____ Data to process

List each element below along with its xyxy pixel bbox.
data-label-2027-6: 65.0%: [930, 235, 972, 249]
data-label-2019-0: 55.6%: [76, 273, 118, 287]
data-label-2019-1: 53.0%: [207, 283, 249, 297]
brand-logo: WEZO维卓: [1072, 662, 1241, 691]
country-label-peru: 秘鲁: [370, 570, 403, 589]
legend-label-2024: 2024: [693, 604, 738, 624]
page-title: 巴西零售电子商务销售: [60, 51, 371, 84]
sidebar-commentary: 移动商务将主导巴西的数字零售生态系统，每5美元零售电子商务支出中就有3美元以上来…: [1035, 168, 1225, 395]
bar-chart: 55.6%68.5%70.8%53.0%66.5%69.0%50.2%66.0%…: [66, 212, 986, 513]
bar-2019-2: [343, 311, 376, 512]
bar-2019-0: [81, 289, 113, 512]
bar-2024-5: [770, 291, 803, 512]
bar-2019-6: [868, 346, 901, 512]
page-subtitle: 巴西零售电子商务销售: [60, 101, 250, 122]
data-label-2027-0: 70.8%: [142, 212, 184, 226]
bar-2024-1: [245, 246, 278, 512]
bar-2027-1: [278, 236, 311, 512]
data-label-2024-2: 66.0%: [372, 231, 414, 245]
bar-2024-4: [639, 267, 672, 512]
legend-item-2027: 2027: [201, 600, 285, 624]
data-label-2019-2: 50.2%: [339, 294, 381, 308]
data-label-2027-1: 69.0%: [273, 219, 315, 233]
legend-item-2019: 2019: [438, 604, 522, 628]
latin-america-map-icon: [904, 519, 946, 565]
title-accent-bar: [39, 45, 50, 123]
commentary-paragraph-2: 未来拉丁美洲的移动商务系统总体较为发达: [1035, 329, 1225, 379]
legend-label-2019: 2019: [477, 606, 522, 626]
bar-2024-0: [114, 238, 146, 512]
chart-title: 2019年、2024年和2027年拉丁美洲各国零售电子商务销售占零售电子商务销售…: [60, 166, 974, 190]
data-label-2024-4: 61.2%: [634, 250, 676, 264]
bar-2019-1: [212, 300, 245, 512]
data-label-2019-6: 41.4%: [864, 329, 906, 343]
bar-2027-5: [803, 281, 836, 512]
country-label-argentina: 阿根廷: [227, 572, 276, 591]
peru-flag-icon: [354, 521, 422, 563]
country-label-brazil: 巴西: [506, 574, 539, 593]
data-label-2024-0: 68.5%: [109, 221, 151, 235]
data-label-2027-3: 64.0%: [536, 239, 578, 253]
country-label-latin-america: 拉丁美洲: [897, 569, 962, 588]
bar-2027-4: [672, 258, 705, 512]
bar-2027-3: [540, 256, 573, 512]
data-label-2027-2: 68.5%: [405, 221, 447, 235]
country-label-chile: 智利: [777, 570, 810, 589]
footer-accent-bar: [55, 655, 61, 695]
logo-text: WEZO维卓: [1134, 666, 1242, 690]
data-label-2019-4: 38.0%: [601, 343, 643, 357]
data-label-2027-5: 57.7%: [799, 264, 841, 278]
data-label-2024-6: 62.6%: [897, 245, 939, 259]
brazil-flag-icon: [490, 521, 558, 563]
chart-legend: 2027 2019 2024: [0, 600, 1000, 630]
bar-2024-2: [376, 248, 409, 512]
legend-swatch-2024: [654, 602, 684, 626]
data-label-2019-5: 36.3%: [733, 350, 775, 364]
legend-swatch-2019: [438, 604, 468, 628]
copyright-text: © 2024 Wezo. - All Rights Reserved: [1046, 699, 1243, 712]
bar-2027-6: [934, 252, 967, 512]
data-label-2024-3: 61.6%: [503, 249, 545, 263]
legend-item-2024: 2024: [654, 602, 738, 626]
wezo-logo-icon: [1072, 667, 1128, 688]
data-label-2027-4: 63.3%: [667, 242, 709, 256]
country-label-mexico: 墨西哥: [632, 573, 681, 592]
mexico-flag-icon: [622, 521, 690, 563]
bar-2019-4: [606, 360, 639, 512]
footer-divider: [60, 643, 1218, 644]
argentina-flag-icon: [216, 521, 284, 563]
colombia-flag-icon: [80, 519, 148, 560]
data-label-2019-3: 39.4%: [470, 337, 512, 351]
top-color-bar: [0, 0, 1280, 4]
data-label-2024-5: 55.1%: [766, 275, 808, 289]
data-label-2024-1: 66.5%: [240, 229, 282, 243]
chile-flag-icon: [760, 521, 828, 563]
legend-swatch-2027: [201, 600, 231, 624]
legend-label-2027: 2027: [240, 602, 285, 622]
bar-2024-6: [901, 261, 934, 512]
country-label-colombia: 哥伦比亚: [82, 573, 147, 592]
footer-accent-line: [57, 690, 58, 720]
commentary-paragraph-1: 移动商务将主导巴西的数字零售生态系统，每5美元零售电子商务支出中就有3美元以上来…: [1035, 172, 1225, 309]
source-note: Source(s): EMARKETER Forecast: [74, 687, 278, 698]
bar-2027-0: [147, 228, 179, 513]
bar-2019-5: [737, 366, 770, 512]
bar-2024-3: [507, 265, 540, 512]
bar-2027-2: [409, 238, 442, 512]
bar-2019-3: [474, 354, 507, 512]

________

Tally the lines of the material that contain the string "colombia" and give only the number.

Answer to the problem: 2